Copy out the rows below, changing every "time-tick-label" to "date-tick-label" and keeping everything else the same. Leave the pictures out.

- **Material provided**
[START]

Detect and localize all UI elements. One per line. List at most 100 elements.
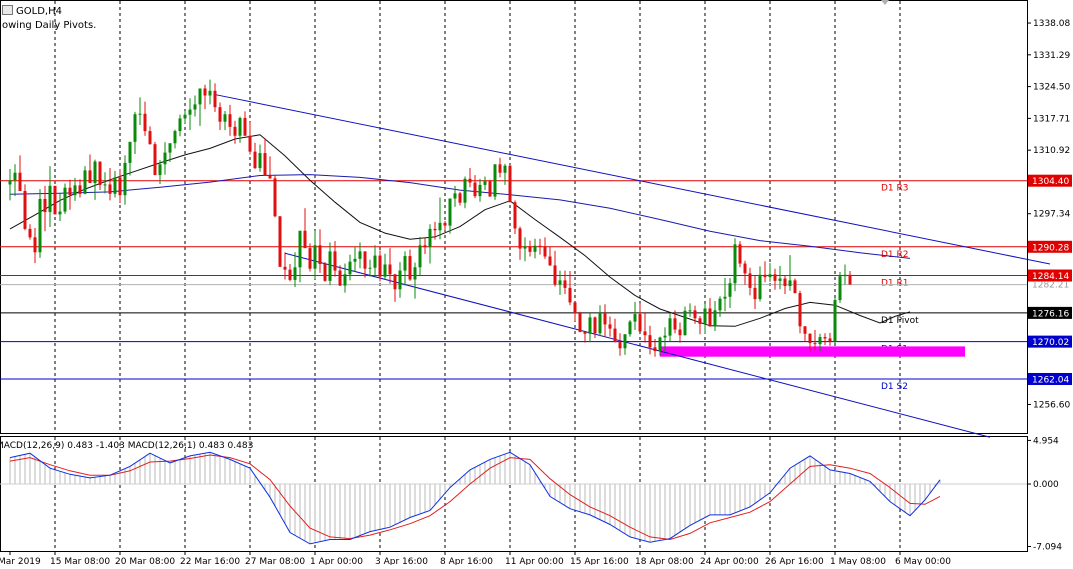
candle bbox=[403, 251, 407, 286]
candle bbox=[513, 200, 517, 235]
symbol-title-row: GOLD,H4 bbox=[2, 5, 62, 17]
candle-body bbox=[588, 317, 592, 334]
candle-body bbox=[718, 298, 722, 311]
candle-body bbox=[73, 185, 77, 196]
candle-body bbox=[443, 222, 447, 226]
candle bbox=[293, 252, 297, 287]
candle-body bbox=[568, 287, 572, 303]
candle bbox=[783, 275, 787, 294]
candle bbox=[348, 254, 352, 281]
time-tick-label: 20 Mar 08:00 bbox=[115, 557, 175, 565]
chart-icon bbox=[2, 5, 13, 15]
candle-body bbox=[153, 144, 157, 176]
candle-body bbox=[648, 335, 652, 348]
candle bbox=[223, 110, 227, 131]
candle bbox=[778, 265, 782, 290]
candle-body bbox=[268, 175, 272, 179]
candle-body bbox=[213, 90, 217, 108]
candle bbox=[798, 290, 802, 334]
candle bbox=[768, 263, 772, 282]
candle-body bbox=[283, 266, 287, 270]
candle bbox=[58, 193, 62, 221]
price-tick-label: 1324.50 bbox=[1033, 83, 1070, 93]
candle-body bbox=[703, 308, 707, 324]
candle-body bbox=[98, 161, 102, 185]
candle-body bbox=[693, 310, 697, 319]
candle-body bbox=[843, 274, 847, 277]
candle bbox=[588, 313, 592, 343]
candle bbox=[443, 220, 447, 231]
candle-body bbox=[683, 310, 687, 336]
candle-body bbox=[513, 202, 517, 229]
candle bbox=[413, 262, 417, 299]
candle bbox=[163, 142, 167, 175]
candle bbox=[563, 270, 567, 294]
candle bbox=[473, 175, 477, 199]
candle-body bbox=[23, 190, 27, 229]
time-tick-label: 24 Apr 00:00 bbox=[700, 557, 759, 565]
candle-body bbox=[233, 126, 237, 136]
candle-body bbox=[248, 135, 252, 152]
candle bbox=[253, 142, 257, 169]
candle bbox=[343, 263, 347, 293]
macd-indicator: MACD(12,26,9) 0.483 -1.403 MACD(12,26,1)… bbox=[0, 436, 1062, 553]
candle bbox=[533, 238, 537, 259]
candle bbox=[213, 83, 217, 112]
candle bbox=[303, 208, 307, 249]
candle-body bbox=[593, 317, 597, 334]
candle bbox=[478, 178, 482, 202]
macd-tick-label: -7.094 bbox=[1033, 543, 1062, 553]
pivot-tag-s1: 1270.02 bbox=[1032, 338, 1069, 348]
candle-body bbox=[698, 318, 702, 324]
candle bbox=[738, 241, 742, 268]
candle bbox=[508, 164, 512, 203]
candle-body bbox=[353, 258, 357, 262]
candle-body bbox=[783, 278, 787, 287]
candle-body bbox=[728, 283, 732, 297]
candle-body bbox=[813, 343, 817, 345]
candle-body bbox=[328, 251, 332, 281]
candle bbox=[133, 111, 137, 155]
channel-upper-line bbox=[214, 94, 1051, 265]
candle bbox=[628, 320, 632, 337]
candle-body bbox=[313, 245, 317, 269]
candle-body bbox=[428, 228, 432, 248]
pivot-tag-bg bbox=[1028, 335, 1072, 348]
candle-body bbox=[243, 117, 247, 136]
macd-tick-label: 0.000 bbox=[1033, 480, 1059, 490]
candle bbox=[143, 101, 147, 136]
candle bbox=[168, 143, 172, 162]
candle bbox=[788, 255, 792, 291]
candle bbox=[233, 120, 237, 144]
candle-body bbox=[223, 114, 227, 122]
candle-body bbox=[763, 274, 767, 278]
pivot-label-r1: D1 R1 bbox=[881, 279, 909, 289]
candle-body bbox=[748, 273, 752, 288]
candle-body bbox=[258, 153, 262, 169]
candle bbox=[553, 250, 557, 287]
candle bbox=[538, 238, 542, 255]
candle-body bbox=[753, 287, 757, 300]
price-tick-label: 1310.92 bbox=[1033, 146, 1070, 156]
candle bbox=[608, 316, 612, 337]
candle bbox=[193, 95, 197, 117]
candle-body bbox=[483, 181, 487, 185]
candle bbox=[383, 253, 387, 280]
macd-main-line bbox=[9, 451, 941, 545]
candle bbox=[63, 183, 67, 214]
candle bbox=[48, 166, 52, 228]
candle-body bbox=[503, 165, 507, 173]
moving-average-slow bbox=[9, 174, 911, 259]
candle-body bbox=[263, 153, 267, 176]
candle bbox=[13, 164, 17, 197]
candle bbox=[283, 252, 287, 280]
candle-body bbox=[773, 274, 777, 281]
candle-body bbox=[413, 267, 417, 280]
pivot-tag-r3: 1304.40 bbox=[1032, 177, 1069, 187]
candle-body bbox=[798, 293, 802, 327]
candle bbox=[643, 312, 647, 343]
candle-body bbox=[473, 182, 477, 197]
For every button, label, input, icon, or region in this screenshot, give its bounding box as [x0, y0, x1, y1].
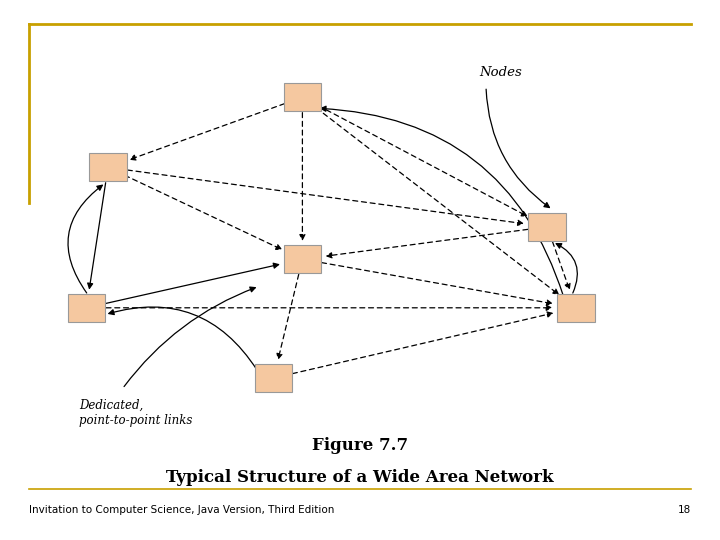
Text: Typical Structure of a Wide Area Network: Typical Structure of a Wide Area Network — [166, 469, 554, 487]
Bar — [255, 364, 292, 392]
Bar — [89, 153, 127, 181]
Bar — [557, 294, 595, 322]
Text: Invitation to Computer Science, Java Version, Third Edition: Invitation to Computer Science, Java Ver… — [29, 505, 334, 515]
Bar — [284, 245, 321, 273]
Bar — [528, 213, 566, 241]
Text: Figure 7.7: Figure 7.7 — [312, 437, 408, 454]
Text: 18: 18 — [678, 505, 691, 515]
Text: Nodes: Nodes — [479, 66, 521, 79]
Text: Dedicated,
point-to-point links: Dedicated, point-to-point links — [79, 399, 192, 427]
Bar — [284, 83, 321, 111]
Bar — [68, 294, 105, 322]
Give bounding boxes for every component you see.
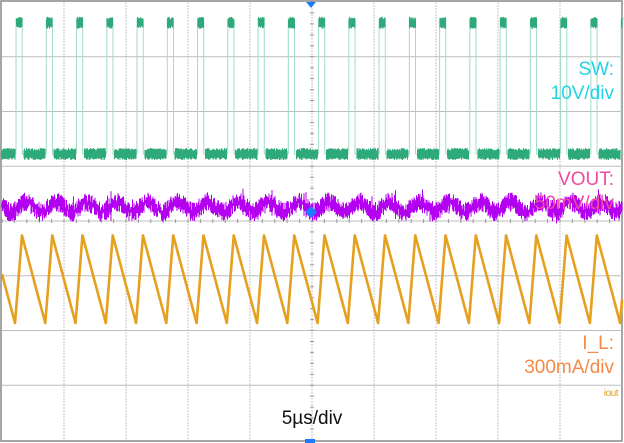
- vout-label-scale: 50mV/div: [534, 193, 614, 214]
- timebase-marker-icon: [305, 439, 315, 443]
- vout-reference-marker-icon[interactable]: [305, 206, 317, 218]
- vout-label-name: VOUT:: [558, 169, 614, 190]
- il-channel-label: I_L: 300mA/div: [524, 332, 614, 380]
- sw-trace-noise: [1, 16, 623, 160]
- il-trace: [0, 234, 624, 325]
- timebase-label: 5µs/div: [281, 408, 343, 429]
- vout-trace: [1, 188, 623, 224]
- il-label-scale: 300mA/div: [524, 357, 614, 378]
- sw-channel-label: SW: 10V/div: [551, 58, 614, 106]
- iout-probe-tag: iout: [603, 388, 619, 399]
- sw-label-name: SW:: [578, 59, 614, 80]
- vout-channel-label: VOUT: 50mV/div: [535, 168, 614, 216]
- trigger-position-marker-icon[interactable]: [306, 2, 316, 8]
- il-label-name: I_L:: [582, 333, 614, 354]
- sw-label-scale: 10V/div: [550, 83, 614, 104]
- center-axis-ticks: [1, 1, 611, 430]
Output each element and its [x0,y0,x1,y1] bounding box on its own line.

[END]

- **Reply**
Detect and localize all UI elements. One per line. List at most 100 elements.
candle bbox=[403, 251, 407, 286]
candle bbox=[513, 200, 517, 235]
symbol-title-row: GOLD,H4 bbox=[2, 5, 62, 17]
candle-body bbox=[588, 317, 592, 334]
candle-body bbox=[718, 298, 722, 311]
candle-body bbox=[73, 185, 77, 196]
candle-body bbox=[443, 222, 447, 226]
candle bbox=[293, 252, 297, 287]
candle-body bbox=[568, 287, 572, 303]
candle bbox=[783, 275, 787, 294]
candle bbox=[348, 254, 352, 281]
date-tick-label: 20 Mar 08:00 bbox=[115, 557, 175, 565]
chart-icon bbox=[2, 5, 13, 15]
candle-body bbox=[153, 144, 157, 176]
candle-body bbox=[648, 335, 652, 348]
candle bbox=[223, 110, 227, 131]
candle bbox=[778, 265, 782, 290]
candle-body bbox=[268, 175, 272, 179]
candle-body bbox=[213, 90, 217, 108]
candle bbox=[798, 290, 802, 334]
candle bbox=[768, 263, 772, 282]
candle-body bbox=[283, 266, 287, 270]
candle bbox=[58, 193, 62, 221]
price-tick-label: 1324.50 bbox=[1033, 83, 1070, 93]
candle-body bbox=[703, 308, 707, 324]
candle-body bbox=[98, 161, 102, 185]
candle-body bbox=[693, 310, 697, 319]
candle-body bbox=[843, 274, 847, 277]
candle bbox=[588, 313, 592, 343]
candle bbox=[443, 220, 447, 231]
candle-body bbox=[683, 310, 687, 336]
candle-body bbox=[513, 202, 517, 229]
candle bbox=[413, 262, 417, 299]
candle bbox=[163, 142, 167, 175]
candle bbox=[563, 270, 567, 294]
candle bbox=[473, 175, 477, 199]
candle-body bbox=[23, 190, 27, 229]
date-tick-label: 24 Apr 00:00 bbox=[700, 557, 759, 565]
candle-body bbox=[233, 126, 237, 136]
candle-body bbox=[248, 135, 252, 152]
candle bbox=[253, 142, 257, 169]
candle bbox=[343, 263, 347, 293]
macd-indicator: MACD(12,26,9) 0.483 -1.403 MACD(12,26,1)… bbox=[0, 436, 1062, 553]
candle bbox=[533, 238, 537, 259]
candle bbox=[213, 83, 217, 112]
candle bbox=[303, 208, 307, 249]
candle-body bbox=[593, 317, 597, 334]
candle bbox=[478, 178, 482, 202]
macd-tick-label: -7.094 bbox=[1033, 543, 1062, 553]
pivot-tag-s1: 1270.02 bbox=[1032, 338, 1069, 348]
candle-body bbox=[698, 318, 702, 324]
candle bbox=[738, 241, 742, 268]
candle bbox=[508, 164, 512, 203]
candle-body bbox=[353, 258, 357, 262]
candle-body bbox=[783, 278, 787, 287]
candle-body bbox=[728, 283, 732, 297]
candle-body bbox=[813, 343, 817, 345]
candle-body bbox=[328, 251, 332, 281]
candle bbox=[133, 111, 137, 155]
channel-upper-line bbox=[214, 94, 1051, 265]
candle bbox=[628, 320, 632, 337]
candle-body bbox=[313, 245, 317, 269]
candle-body bbox=[428, 228, 432, 248]
pivot-tag-bg bbox=[1028, 335, 1072, 348]
candle-body bbox=[243, 117, 247, 136]
macd-tick-label: 0.000 bbox=[1033, 480, 1059, 490]
candle bbox=[143, 101, 147, 136]
candle bbox=[168, 143, 172, 162]
candle bbox=[788, 255, 792, 291]
candle bbox=[233, 120, 237, 144]
candle-body bbox=[223, 114, 227, 122]
candle-body bbox=[763, 274, 767, 278]
pivot-label-r1: D1 R1 bbox=[881, 279, 909, 289]
candle-body bbox=[748, 273, 752, 288]
candle-body bbox=[258, 153, 262, 169]
candle bbox=[553, 250, 557, 287]
candle bbox=[538, 238, 542, 255]
candle-body bbox=[753, 287, 757, 300]
price-tick-label: 1310.92 bbox=[1033, 146, 1070, 156]
candle bbox=[608, 316, 612, 337]
candle bbox=[193, 95, 197, 117]
candle-body bbox=[483, 181, 487, 185]
candle bbox=[383, 253, 387, 280]
macd-main-line bbox=[9, 451, 941, 545]
candle bbox=[63, 183, 67, 214]
candle bbox=[48, 166, 52, 228]
candle-body bbox=[503, 165, 507, 173]
moving-average-slow bbox=[9, 174, 911, 259]
candle-body bbox=[263, 153, 267, 176]
candle bbox=[13, 164, 17, 197]
candle bbox=[283, 252, 287, 280]
candle-body bbox=[773, 274, 777, 281]
candle-body bbox=[413, 267, 417, 280]
pivot-tag-r3: 1304.40 bbox=[1032, 177, 1069, 187]
candle-body bbox=[798, 293, 802, 327]
candle bbox=[643, 312, 647, 343]
candle-body bbox=[473, 182, 477, 197]
For every button, label, input, icon, or region in this screenshot, give its bounding box as [x0, y0, x1, y1].
Text: Typical Structure of a Wide Area Network: Typical Structure of a Wide Area Network — [166, 469, 554, 487]
Bar — [255, 364, 292, 392]
Bar — [89, 153, 127, 181]
Bar — [557, 294, 595, 322]
Text: Invitation to Computer Science, Java Version, Third Edition: Invitation to Computer Science, Java Ver… — [29, 505, 334, 515]
Bar — [284, 245, 321, 273]
Bar — [528, 213, 566, 241]
Text: Figure 7.7: Figure 7.7 — [312, 437, 408, 454]
Text: 18: 18 — [678, 505, 691, 515]
Text: Nodes: Nodes — [479, 66, 521, 79]
Text: Dedicated,
point-to-point links: Dedicated, point-to-point links — [79, 399, 192, 427]
Bar — [284, 83, 321, 111]
Bar — [68, 294, 105, 322]
Give bounding boxes for every component you see.
- vout-label-scale: 50mV/div: [534, 193, 614, 214]
- timebase-marker-icon: [305, 439, 315, 443]
- vout-reference-marker-icon[interactable]: [305, 206, 317, 218]
- vout-label-name: VOUT:: [558, 169, 614, 190]
- il-channel-label: I_L: 300mA/div: [524, 332, 614, 380]
- sw-trace-noise: [1, 16, 623, 160]
- il-trace: [0, 234, 624, 325]
- timebase-label: 5µs/div: [281, 408, 343, 429]
- vout-trace: [1, 188, 623, 224]
- il-label-scale: 300mA/div: [524, 357, 614, 378]
- sw-channel-label: SW: 10V/div: [551, 58, 614, 106]
- iout-probe-tag: iout: [603, 388, 619, 399]
- sw-label-name: SW:: [578, 59, 614, 80]
- vout-channel-label: VOUT: 50mV/div: [535, 168, 614, 216]
- trigger-position-marker-icon[interactable]: [306, 2, 316, 8]
- il-label-name: I_L:: [582, 333, 614, 354]
- sw-label-scale: 10V/div: [550, 83, 614, 104]
- center-axis-ticks: [1, 1, 611, 430]
Output each element and its [x0,y0,x1,y1] bounding box on its own line.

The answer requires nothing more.